_What is expected_. Here are some records; copy every line that holds the word "ábra".

[Provided data start]

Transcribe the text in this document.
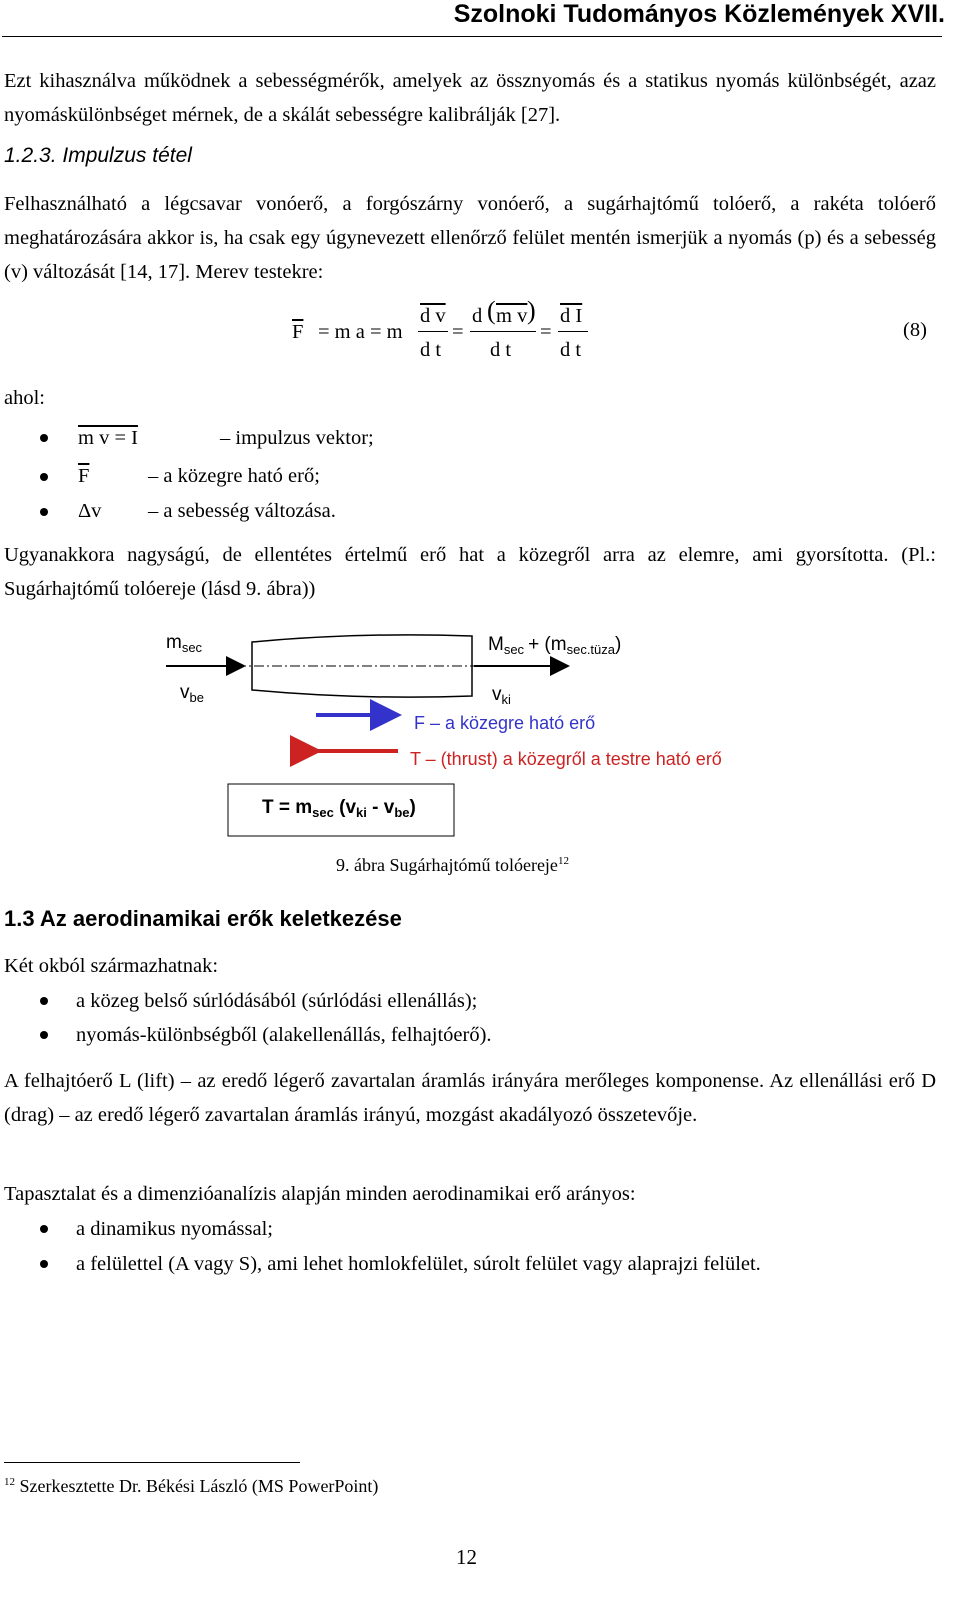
Szolnoki Tudományos Közlemények XVII.
Ezt kihasználva működnek a sebességmérők, amelyek az össznyomás és a statikus nyomás különbségét, azaz nyomáskülönbséget mérnek, de a skálát sebességre kalibrálják [27].
1.2.3. Impulzus tétel
Felhasználható a légcsavar vonóerő, a forgószárny vonóerő, a sugárhajtómű tolóerő, a rakéta tolóerő meghatározására akkor is, ha csak egy úgynevezett ellenőrző felület mentén ismerjük a nyomás (p) és a sebesség (v) változását [14, 17]. Merev testekre:
$\overline{F} = m$ a = m
d v
d t
=
d ( m v )
d t
=
d I
d t
(8)
ahol:
m v = I	– impulzus vektor;
$\overline{F}$	– a közegre ható erő;
Δv – a sebesség változása.
Ugyanakkora nagyságú, de ellentétes értelmű erő hat a közegről arra az elemre, ami gyorsította. (Pl.: Sugárhajtómű tolóereje (lásd 9. ábra))
$m_{sec}$
$v_{be}$
$M_{sec} + (m_{sec.tüza})$
$v_{ki}$
F – a közegre ható erő
T – (thrust) a közegről a testre ható erő
$T = m_{sec}$ $(v_{ki} - v_{be})$
9. ábra Sugárhajtómű tolóereje$^{12}$
1.3 Az aerodinamikai erők keletkezése
Két okból származhatnak:
a közeg belső súrlódásából (súrlódási ellenállás);
nyomás-különbségből (alakellenállás, felhajtóerő).
A felhajtóerő L (lift) – az eredő légerő zavartalan áramlás irányára merőleges komponense. Az ellenállási erő D (drag) – az eredő légerő zavartalan áramlás irányú, mozgást akadályozó összetevője.
Tapasztalat és a dimenzióanalízis alapján minden aerodinamikai erő arányos:
a dinamikus nyomással;
a felülettel (A vagy S), ami lehet homlokfelület, súrolt felület vagy alaprajzi felület.
$^{12}$ Szerkesztette Dr. Békési László (MS PowerPoint)
12
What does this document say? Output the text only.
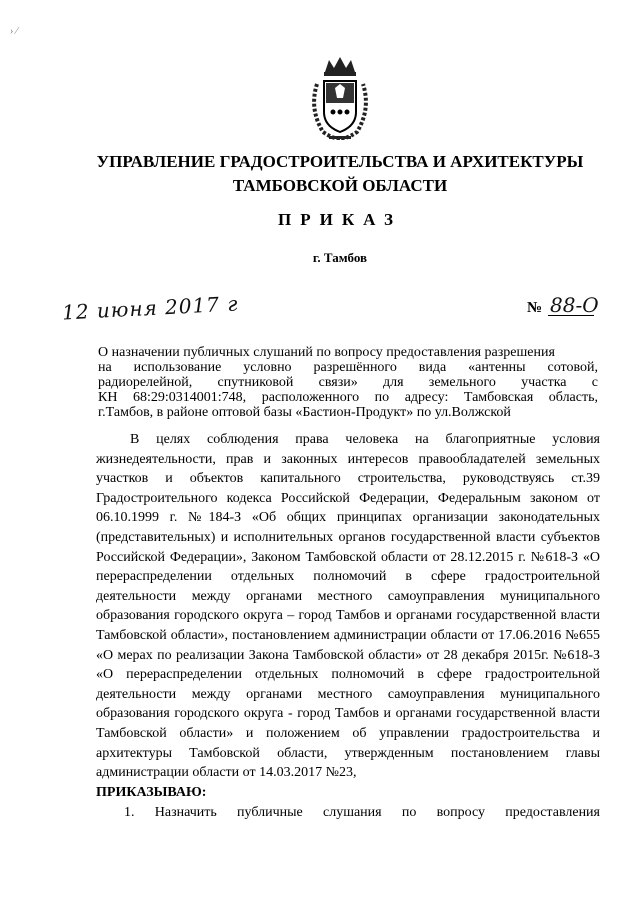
› ⁄
УПРАВЛЕНИЕ ГРАДОСТРОИТЕЛЬСТВА И АРХИТЕКТУРЫ
ТАМБОВСКОЙ ОБЛАСТИ
ПРИКАЗ
г. Тамбов
12 июня 2017 г	№ 88-О

О назначении публичных слушаний по вопросу предоставления разрешения

на использование условно разрешённого вида «антенны сотовой,

радиорелейной, спутниковой связи» для земельного участка с

КН 68:29:0314001:748, расположенного по адресу: Тамбовская область,

г.Тамбов, в районе оптовой базы «Бастион-Продукт» по ул.Волжской

В целях соблюдения права человека на благоприятные условия жизнедеятельности, прав и законных интересов правообладателей земельных участков и объектов капитального строительства, руководствуясь ст.39 Градостроительного кодекса Российской Федерации, Федеральным законом от 06.10.1999 г. №184-З «Об общих принципах организации законодательных (представительных) и исполнительных органов государственной власти субъектов Российской Федерации», Законом Тамбовской области от 28.12.2015 г. №618-З «О перераспределении отдельных полномочий в сфере градостроительной деятельности между органами местного самоуправления муниципального образования городского округа – город Тамбов и органами государственной власти Тамбовской области», постановлением администрации области от 17.06.2016 №655 «О мерах по реализации Закона Тамбовской области» от 28 декабря 2015г. №618-З «О перераспределении отдельных полномочий в сфере градостроительной деятельности между органами местного самоуправления муниципального образования городского округа - город Тамбов и органами государственной власти Тамбовской области» и положением об управлении градостроительства и архитектуры Тамбовской области, утвержденным постановлением главы администрации области от 14.03.2017 №23,

ПРИКАЗЫВАЮ:
1. Назначить публичные слушания по вопросу предоставления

[Provided data end]

_Problem solution_.
Ugyanakkora nagyságú, de ellentétes értelmű erő hat a közegről arra az elemre, ami gyorsította. (Pl.: Sugárhajtómű tolóereje (lásd 9. ábra))
9. ábra Sugárhajtómű tolóereje$^{12}$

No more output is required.